WORK TO DO: Copy every line of the listing exactly.

* Start EXTRACTED ENTRIES *

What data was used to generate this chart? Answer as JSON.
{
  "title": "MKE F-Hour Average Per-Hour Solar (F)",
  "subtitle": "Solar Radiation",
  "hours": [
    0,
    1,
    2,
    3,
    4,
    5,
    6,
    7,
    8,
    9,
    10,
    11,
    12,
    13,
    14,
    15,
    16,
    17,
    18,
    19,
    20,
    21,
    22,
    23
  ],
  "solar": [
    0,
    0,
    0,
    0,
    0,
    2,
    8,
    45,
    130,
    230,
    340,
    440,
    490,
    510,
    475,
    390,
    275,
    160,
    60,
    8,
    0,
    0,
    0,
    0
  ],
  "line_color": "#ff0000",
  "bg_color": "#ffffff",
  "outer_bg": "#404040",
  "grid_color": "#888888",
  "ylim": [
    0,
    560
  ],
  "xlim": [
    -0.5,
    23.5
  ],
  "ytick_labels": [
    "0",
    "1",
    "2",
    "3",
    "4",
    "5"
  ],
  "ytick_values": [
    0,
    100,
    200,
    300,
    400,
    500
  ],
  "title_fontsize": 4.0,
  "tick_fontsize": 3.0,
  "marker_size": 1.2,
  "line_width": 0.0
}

* End EXTRACTED ENTRIES *

SOLUTION BELOW:
What data was used to generate this chart? Answer as JSON.
{
  "title": "MKE F-Hour Average Per-Hour Solar (F)",
  "subtitle": "Solar Radiation",
  "hours": [
    0,
    1,
    2,
    3,
    4,
    5,
    6,
    7,
    8,
    9,
    10,
    11,
    12,
    13,
    14,
    15,
    16,
    17,
    18,
    19,
    20,
    21,
    22,
    23
  ],
  "solar": [
    0,
    0,
    0,
    0,
    0,
    2,
    8,
    45,
    130,
    230,
    340,
    440,
    490,
    510,
    475,
    390,
    275,
    160,
    60,
    8,
    0,
    0,
    0,
    0
  ],
  "line_color": "#ff0000",
  "bg_color": "#ffffff",
  "outer_bg": "#404040",
  "grid_color": "#888888",
  "ylim": [
    0,
    560
  ],
  "xlim": [
    -0.5,
    23.5
  ],
  "ytick_labels": [
    "0",
    "1",
    "2",
    "3",
    "4",
    "5"
  ],
  "ytick_values": [
    0,
    100,
    200,
    300,
    400,
    500
  ],
  "title_fontsize": 4.0,
  "tick_fontsize": 3.0,
  "marker_size": 1.2,
  "line_width": 0.0
}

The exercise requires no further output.